Directions — Go through the entries below and collect each line with the string "document" in it.

Record excerpts —
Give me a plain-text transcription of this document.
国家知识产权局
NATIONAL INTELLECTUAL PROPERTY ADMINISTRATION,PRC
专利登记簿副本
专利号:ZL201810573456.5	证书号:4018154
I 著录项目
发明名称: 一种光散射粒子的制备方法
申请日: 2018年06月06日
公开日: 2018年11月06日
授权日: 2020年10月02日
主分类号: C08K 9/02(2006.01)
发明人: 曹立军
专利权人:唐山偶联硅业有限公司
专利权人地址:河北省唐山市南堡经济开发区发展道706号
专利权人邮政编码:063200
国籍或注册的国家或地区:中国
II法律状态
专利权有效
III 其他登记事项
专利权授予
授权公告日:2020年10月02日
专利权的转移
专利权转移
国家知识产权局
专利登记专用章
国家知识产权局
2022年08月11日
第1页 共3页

--

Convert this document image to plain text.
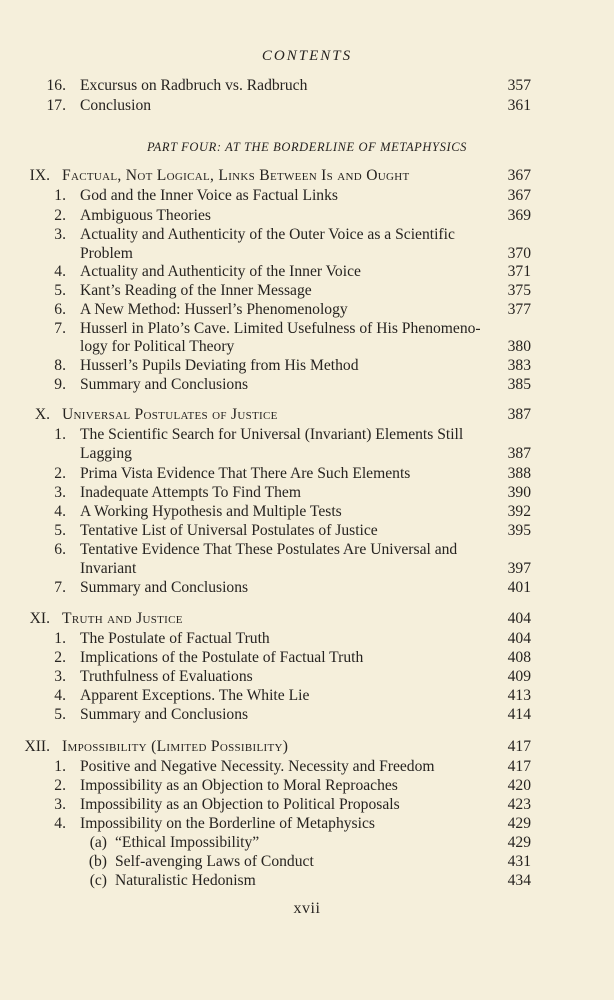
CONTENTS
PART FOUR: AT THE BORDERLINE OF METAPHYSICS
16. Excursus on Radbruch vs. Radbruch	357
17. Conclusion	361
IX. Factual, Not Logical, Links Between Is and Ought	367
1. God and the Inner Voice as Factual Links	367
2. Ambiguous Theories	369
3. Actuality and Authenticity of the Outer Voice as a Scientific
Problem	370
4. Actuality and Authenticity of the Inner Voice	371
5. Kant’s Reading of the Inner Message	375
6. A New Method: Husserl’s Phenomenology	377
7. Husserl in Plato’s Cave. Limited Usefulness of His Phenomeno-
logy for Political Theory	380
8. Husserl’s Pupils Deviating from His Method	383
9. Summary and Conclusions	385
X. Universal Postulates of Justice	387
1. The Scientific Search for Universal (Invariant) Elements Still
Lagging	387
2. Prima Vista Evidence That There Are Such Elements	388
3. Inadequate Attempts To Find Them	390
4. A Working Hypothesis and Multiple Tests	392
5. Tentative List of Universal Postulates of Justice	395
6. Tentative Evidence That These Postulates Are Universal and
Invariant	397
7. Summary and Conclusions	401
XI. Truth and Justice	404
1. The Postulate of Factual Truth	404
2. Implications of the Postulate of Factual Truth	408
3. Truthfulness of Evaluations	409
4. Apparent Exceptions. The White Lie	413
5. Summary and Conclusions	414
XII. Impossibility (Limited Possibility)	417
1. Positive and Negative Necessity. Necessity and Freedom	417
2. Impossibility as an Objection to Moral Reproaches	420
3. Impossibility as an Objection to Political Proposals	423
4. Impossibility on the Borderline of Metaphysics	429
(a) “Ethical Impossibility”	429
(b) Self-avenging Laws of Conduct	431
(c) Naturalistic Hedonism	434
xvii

The solution —
Give me a plain-text transcription of this document.
Convert this document image to plain text.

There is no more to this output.